_DATASET ENTRIES_.
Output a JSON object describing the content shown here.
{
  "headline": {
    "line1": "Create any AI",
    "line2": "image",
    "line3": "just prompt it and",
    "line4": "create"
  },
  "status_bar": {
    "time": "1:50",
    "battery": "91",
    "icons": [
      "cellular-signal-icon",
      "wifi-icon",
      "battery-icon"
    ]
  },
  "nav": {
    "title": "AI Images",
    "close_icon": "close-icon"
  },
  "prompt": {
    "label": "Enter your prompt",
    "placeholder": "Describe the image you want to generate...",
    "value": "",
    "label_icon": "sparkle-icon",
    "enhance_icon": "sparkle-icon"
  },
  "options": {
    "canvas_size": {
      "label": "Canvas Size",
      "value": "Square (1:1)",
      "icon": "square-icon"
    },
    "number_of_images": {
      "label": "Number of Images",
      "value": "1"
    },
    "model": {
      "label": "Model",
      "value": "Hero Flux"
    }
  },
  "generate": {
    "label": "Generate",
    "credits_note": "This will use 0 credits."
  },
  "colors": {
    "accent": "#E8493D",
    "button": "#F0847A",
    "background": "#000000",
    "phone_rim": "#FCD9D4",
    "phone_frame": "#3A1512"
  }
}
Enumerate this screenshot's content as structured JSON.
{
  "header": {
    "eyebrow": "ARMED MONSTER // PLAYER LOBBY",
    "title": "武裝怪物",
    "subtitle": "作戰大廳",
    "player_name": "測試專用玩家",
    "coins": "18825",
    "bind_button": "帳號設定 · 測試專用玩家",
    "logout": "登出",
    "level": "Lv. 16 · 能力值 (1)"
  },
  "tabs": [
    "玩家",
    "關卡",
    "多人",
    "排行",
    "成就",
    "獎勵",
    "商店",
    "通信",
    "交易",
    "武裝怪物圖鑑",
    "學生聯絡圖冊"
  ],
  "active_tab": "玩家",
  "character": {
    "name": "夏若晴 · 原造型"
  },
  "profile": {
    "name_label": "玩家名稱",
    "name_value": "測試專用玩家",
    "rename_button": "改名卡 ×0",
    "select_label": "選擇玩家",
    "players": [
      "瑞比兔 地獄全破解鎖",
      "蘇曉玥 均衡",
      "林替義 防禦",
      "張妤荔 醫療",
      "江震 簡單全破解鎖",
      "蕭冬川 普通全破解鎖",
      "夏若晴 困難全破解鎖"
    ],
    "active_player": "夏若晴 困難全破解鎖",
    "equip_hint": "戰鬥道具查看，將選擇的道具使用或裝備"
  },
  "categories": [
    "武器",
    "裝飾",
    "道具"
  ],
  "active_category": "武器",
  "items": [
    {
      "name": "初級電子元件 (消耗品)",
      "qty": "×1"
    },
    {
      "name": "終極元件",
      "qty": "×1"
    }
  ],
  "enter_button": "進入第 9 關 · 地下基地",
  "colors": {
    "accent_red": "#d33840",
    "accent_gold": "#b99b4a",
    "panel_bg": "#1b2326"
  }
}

_EXERCISE TASK_.
Please retype, exactly as written, every line from the line containing "Enumerate this screenshot's" through the last line of the records above, including both of those lines, and nothing else.

_RESPONSE FOR THIS EXERCISE_.
Enumerate this screenshot's content as structured JSON.
{
  "header": {
    "eyebrow": "ARMED MONSTER // PLAYER LOBBY",
    "title": "武裝怪物",
    "subtitle": "作戰大廳",
    "player_name": "測試專用玩家",
    "coins": "18825",
    "bind_button": "帳號設定 · 測試專用玩家",
    "logout": "登出",
    "level": "Lv. 16 · 能力值 (1)"
  },
  "tabs": [
    "玩家",
    "關卡",
    "多人",
    "排行",
    "成就",
    "獎勵",
    "商店",
    "通信",
    "交易",
    "武裝怪物圖鑑",
    "學生聯絡圖冊"
  ],
  "active_tab": "玩家",
  "character": {
    "name": "夏若晴 · 原造型"
  },
  "profile": {
    "name_label": "玩家名稱",
    "name_value": "測試專用玩家",
    "rename_button": "改名卡 ×0",
    "select_label": "選擇玩家",
    "players": [
      "瑞比兔 地獄全破解鎖",
      "蘇曉玥 均衡",
      "林替義 防禦",
      "張妤荔 醫療",
      "江震 簡單全破解鎖",
      "蕭冬川 普通全破解鎖",
      "夏若晴 困難全破解鎖"
    ],
    "active_player": "夏若晴 困難全破解鎖",
    "equip_hint": "戰鬥道具查看，將選擇的道具使用或裝備"
  },
  "categories": [
    "武器",
    "裝飾",
    "道具"
  ],
  "active_category": "武器",
  "items": [
    {
      "name": "初級電子元件 (消耗品)",
      "qty": "×1"
    },
    {
      "name": "終極元件",
      "qty": "×1"
    }
  ],
  "enter_button": "進入第 9 關 · 地下基地",
  "colors": {
    "accent_red": "#d33840",
    "accent_gold": "#b99b4a",
    "panel_bg": "#1b2326"
  }
}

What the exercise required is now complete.